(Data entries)
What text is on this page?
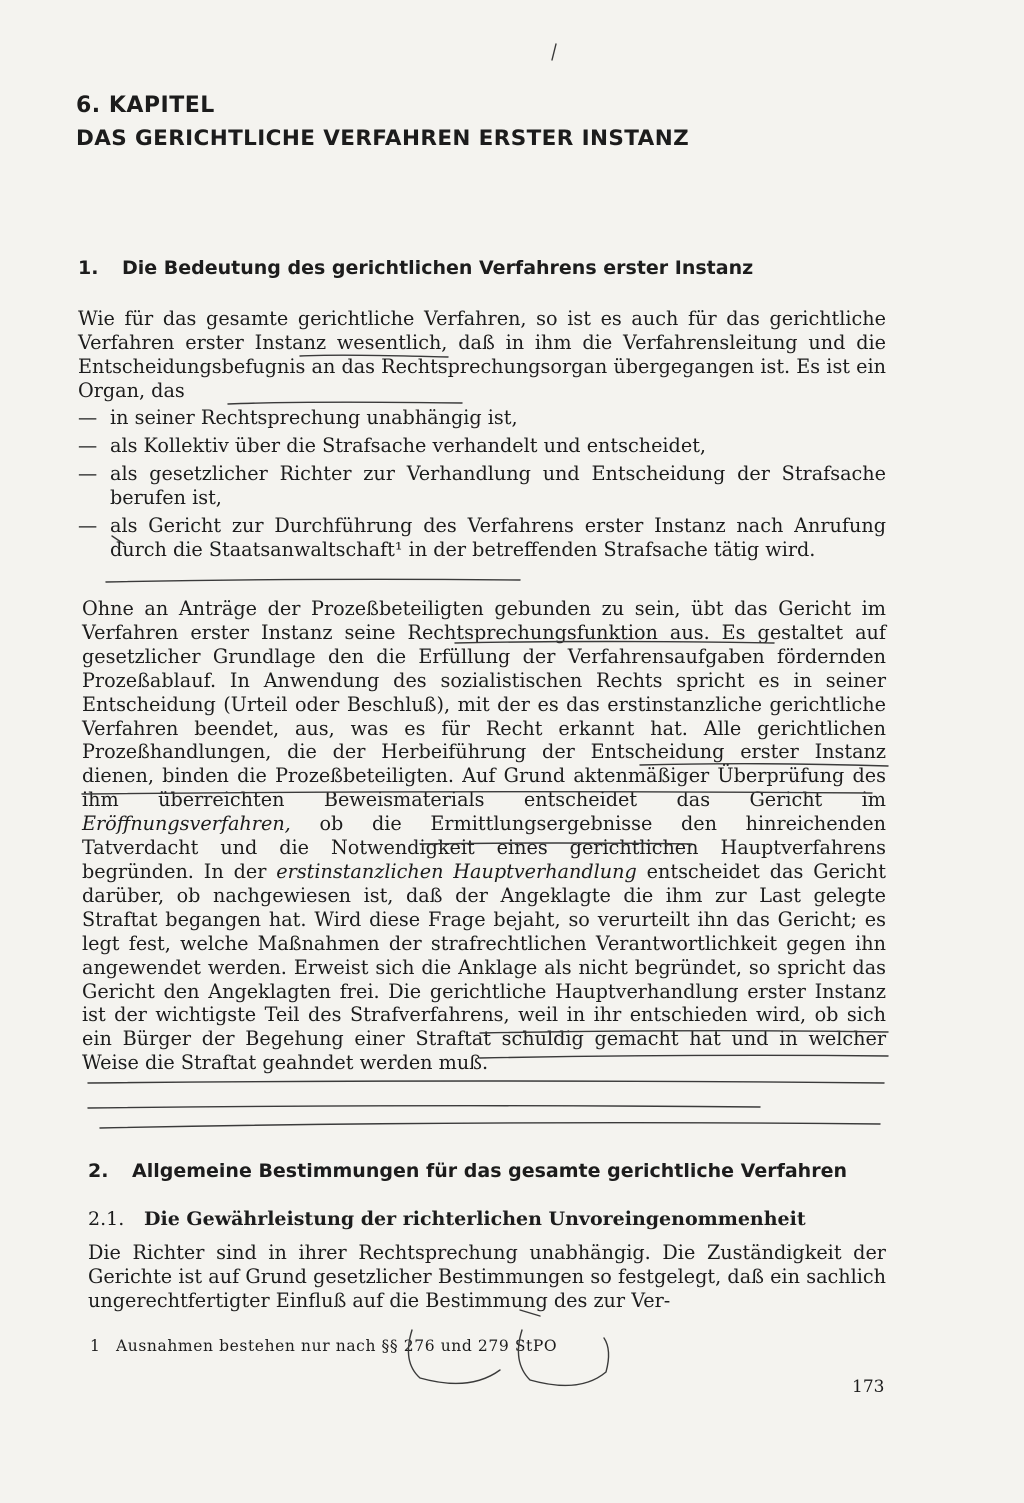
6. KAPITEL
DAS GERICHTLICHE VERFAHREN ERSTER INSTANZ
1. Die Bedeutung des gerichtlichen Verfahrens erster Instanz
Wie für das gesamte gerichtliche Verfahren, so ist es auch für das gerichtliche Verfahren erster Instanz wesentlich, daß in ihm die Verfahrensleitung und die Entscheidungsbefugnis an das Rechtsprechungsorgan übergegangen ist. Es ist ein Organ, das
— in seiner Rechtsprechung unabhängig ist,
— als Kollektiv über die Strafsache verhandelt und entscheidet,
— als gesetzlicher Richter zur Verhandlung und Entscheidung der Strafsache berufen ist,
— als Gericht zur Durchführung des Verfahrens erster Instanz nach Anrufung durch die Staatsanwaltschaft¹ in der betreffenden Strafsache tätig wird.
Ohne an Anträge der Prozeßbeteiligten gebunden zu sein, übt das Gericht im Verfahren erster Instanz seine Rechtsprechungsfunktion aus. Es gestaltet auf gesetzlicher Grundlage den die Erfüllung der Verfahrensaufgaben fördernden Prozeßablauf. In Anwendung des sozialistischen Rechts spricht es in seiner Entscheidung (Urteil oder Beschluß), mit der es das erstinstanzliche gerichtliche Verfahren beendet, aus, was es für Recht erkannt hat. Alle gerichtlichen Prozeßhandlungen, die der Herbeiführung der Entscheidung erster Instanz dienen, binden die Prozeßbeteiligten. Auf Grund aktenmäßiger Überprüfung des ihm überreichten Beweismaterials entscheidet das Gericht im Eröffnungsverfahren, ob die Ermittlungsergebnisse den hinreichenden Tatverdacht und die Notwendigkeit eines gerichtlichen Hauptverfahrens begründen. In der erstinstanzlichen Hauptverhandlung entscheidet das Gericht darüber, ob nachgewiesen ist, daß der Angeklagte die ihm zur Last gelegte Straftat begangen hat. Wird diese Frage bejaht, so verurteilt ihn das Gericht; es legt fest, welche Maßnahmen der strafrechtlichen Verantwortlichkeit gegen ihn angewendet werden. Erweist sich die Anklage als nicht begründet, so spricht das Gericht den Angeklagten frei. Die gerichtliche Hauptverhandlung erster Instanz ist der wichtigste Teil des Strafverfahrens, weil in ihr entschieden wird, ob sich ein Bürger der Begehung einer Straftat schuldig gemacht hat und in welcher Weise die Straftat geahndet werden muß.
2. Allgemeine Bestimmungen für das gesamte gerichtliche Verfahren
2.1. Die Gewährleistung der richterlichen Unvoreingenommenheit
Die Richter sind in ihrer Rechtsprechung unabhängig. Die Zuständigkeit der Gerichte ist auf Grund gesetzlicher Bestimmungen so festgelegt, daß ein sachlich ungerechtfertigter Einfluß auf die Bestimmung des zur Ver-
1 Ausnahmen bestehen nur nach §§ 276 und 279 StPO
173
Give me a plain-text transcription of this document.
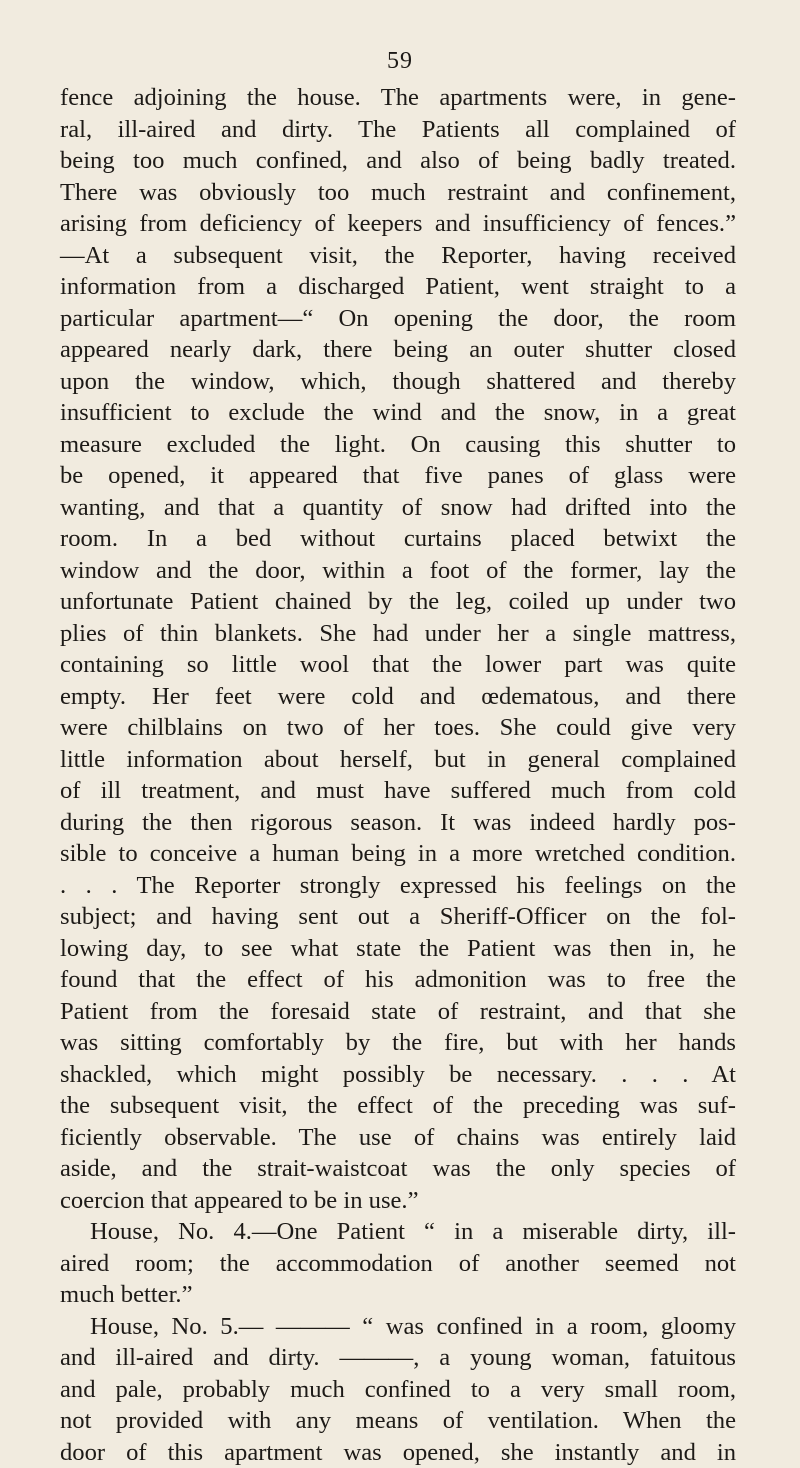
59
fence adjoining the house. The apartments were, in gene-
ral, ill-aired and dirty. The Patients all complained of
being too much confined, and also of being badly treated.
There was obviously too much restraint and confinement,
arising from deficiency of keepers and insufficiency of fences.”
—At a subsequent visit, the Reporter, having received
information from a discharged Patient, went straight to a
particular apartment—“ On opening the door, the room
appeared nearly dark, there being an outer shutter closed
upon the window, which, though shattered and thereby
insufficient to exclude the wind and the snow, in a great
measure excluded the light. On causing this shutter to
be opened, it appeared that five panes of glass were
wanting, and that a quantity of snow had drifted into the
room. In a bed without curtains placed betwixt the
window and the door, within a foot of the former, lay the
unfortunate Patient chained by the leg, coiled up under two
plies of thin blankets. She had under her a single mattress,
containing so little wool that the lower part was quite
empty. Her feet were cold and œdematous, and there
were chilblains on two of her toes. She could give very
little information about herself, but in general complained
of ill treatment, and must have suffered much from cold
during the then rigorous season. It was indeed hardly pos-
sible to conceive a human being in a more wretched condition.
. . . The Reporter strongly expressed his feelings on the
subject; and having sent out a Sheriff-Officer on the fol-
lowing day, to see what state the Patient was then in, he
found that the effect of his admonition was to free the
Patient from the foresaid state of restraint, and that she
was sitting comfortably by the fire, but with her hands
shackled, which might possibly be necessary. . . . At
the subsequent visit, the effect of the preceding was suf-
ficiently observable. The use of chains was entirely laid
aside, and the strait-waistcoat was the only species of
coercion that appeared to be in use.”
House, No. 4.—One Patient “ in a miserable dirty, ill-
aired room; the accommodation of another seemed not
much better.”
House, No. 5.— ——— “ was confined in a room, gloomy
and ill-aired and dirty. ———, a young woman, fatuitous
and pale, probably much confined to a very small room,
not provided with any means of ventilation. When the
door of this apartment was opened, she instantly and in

### EXERCISE BRIEF
From the entries above, collect every line with the string "complained" in it.

### THE COMPLETED TASK
ral, ill-aired and dirty. The Patients all complained of
little information about herself, but in general complained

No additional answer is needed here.